→ DO THIS: Can you pull out each line of the data below that includes the word "SRMTID"?

→ RECORD SET:
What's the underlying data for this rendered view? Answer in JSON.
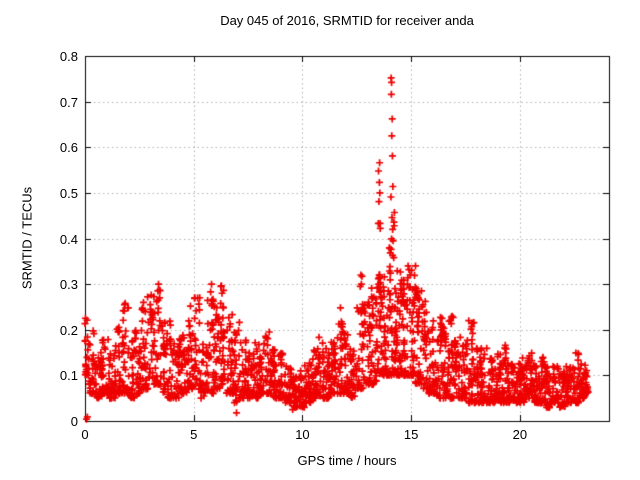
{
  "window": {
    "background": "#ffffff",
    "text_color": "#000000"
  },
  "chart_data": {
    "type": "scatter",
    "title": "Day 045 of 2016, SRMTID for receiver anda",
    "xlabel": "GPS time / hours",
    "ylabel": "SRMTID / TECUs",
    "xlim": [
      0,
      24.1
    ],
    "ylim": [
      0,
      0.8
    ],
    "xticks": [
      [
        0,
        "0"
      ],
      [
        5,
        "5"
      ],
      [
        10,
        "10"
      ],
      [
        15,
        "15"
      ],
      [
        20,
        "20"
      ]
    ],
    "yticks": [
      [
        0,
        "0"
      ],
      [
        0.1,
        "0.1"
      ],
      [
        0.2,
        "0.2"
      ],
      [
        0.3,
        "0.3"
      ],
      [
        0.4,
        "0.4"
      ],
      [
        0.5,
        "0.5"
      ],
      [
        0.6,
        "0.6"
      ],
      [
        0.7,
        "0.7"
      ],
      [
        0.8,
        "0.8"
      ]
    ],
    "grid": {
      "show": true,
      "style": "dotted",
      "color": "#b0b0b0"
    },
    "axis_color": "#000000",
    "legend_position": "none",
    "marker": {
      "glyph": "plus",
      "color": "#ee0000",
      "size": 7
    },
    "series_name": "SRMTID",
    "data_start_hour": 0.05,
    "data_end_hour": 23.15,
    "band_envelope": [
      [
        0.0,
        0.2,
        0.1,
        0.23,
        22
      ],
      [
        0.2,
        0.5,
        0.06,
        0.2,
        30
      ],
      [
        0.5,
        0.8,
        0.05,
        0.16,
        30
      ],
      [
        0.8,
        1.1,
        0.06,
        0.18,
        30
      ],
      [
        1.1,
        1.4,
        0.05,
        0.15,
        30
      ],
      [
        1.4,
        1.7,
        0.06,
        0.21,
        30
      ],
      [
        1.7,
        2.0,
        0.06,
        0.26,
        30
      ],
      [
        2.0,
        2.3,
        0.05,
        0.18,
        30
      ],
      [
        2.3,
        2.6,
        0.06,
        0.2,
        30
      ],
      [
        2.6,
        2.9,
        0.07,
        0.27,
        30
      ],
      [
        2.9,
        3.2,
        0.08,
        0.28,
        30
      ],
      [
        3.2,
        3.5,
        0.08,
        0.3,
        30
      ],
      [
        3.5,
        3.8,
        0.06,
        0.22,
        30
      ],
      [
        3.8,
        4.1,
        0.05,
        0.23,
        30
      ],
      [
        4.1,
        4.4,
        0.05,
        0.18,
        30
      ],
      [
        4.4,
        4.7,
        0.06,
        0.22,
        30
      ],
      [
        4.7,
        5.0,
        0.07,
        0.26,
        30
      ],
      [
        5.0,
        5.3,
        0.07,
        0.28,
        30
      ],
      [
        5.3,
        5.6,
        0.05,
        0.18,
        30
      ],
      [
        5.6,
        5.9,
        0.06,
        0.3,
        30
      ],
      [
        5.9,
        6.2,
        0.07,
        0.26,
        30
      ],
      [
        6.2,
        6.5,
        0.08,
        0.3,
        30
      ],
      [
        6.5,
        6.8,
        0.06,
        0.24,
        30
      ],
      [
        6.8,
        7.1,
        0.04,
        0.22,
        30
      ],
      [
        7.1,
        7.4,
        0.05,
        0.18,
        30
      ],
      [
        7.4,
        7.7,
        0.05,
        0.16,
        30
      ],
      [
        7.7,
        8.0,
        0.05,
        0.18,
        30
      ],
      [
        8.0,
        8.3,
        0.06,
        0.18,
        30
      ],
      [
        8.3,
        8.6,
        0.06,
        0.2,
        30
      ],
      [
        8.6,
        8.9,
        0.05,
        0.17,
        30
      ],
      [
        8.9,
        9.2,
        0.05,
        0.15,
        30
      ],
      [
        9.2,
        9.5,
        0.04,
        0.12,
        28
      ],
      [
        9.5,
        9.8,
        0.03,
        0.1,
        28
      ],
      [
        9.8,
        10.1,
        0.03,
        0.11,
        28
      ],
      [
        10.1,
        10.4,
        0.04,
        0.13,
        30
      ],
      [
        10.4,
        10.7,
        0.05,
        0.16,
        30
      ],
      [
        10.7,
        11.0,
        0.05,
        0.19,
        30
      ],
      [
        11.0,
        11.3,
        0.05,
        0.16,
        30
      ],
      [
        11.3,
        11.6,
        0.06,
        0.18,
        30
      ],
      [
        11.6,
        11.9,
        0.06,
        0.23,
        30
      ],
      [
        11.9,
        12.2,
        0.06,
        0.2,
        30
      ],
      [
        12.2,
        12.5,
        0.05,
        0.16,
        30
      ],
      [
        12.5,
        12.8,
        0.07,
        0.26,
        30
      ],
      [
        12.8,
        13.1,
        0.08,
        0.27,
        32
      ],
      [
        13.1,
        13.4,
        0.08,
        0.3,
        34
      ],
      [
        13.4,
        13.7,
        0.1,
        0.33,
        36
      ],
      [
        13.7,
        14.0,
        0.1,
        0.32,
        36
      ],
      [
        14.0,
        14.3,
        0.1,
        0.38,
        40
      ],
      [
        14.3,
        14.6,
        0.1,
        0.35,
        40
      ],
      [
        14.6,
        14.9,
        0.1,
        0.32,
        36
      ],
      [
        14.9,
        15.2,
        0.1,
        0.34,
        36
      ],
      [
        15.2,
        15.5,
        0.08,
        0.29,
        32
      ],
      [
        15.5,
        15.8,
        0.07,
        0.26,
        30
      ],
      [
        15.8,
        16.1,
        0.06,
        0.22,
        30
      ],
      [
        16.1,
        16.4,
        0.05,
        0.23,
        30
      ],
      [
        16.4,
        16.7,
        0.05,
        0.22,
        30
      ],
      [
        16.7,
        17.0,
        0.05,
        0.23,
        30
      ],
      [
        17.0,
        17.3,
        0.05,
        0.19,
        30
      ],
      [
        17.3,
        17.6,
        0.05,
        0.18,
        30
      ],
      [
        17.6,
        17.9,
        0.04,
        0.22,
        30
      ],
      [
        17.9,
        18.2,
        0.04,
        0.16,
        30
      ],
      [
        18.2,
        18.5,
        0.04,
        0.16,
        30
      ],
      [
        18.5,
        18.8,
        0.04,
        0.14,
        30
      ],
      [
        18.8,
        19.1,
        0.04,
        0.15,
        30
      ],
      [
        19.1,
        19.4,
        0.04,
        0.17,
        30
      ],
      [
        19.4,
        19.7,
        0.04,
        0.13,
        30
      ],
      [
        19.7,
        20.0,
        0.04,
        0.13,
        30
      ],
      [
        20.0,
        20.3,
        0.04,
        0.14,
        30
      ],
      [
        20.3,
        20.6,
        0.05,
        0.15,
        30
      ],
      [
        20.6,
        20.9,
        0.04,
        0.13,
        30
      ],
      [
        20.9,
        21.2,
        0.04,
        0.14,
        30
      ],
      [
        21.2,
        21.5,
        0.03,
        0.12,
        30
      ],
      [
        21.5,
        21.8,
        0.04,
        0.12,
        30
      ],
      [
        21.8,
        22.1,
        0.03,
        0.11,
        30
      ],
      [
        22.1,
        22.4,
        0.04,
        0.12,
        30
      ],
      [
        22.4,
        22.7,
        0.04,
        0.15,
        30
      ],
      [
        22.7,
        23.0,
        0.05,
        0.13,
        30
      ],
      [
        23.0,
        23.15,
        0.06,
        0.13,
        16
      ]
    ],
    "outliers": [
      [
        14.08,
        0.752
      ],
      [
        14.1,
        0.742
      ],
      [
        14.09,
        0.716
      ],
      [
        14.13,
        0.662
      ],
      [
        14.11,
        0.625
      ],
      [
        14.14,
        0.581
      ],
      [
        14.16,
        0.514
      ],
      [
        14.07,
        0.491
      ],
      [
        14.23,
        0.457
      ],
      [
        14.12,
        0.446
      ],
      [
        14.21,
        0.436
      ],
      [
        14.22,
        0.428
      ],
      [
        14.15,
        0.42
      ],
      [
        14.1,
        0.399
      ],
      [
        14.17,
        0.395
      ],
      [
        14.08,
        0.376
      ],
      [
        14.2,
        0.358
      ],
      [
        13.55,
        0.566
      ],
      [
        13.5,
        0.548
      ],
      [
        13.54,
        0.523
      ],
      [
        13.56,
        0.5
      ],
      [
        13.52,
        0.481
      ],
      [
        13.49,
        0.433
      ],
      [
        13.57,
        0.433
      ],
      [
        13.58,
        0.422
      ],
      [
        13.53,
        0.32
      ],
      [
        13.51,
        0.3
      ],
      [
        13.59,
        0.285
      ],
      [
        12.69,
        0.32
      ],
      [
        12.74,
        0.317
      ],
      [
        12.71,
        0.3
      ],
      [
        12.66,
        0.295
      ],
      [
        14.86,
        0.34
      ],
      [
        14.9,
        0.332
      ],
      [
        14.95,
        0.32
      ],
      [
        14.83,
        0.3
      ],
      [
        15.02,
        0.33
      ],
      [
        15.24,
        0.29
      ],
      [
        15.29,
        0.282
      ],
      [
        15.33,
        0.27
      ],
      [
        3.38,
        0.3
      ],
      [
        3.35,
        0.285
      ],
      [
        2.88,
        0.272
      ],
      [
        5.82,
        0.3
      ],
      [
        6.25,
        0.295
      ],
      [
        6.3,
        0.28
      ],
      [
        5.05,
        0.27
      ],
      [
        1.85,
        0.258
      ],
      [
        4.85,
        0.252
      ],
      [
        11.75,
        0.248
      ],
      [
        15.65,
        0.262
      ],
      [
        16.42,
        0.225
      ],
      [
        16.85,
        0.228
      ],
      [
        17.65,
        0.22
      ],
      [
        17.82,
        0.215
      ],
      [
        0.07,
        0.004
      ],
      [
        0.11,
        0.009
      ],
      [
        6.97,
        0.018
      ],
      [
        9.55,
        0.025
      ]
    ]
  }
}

→ RESULT OF THE EXERCISE:
    "title": "Day 045 of 2016, SRMTID for receiver anda",
    "ylabel": "SRMTID / TECUs",
    "series_name": "SRMTID",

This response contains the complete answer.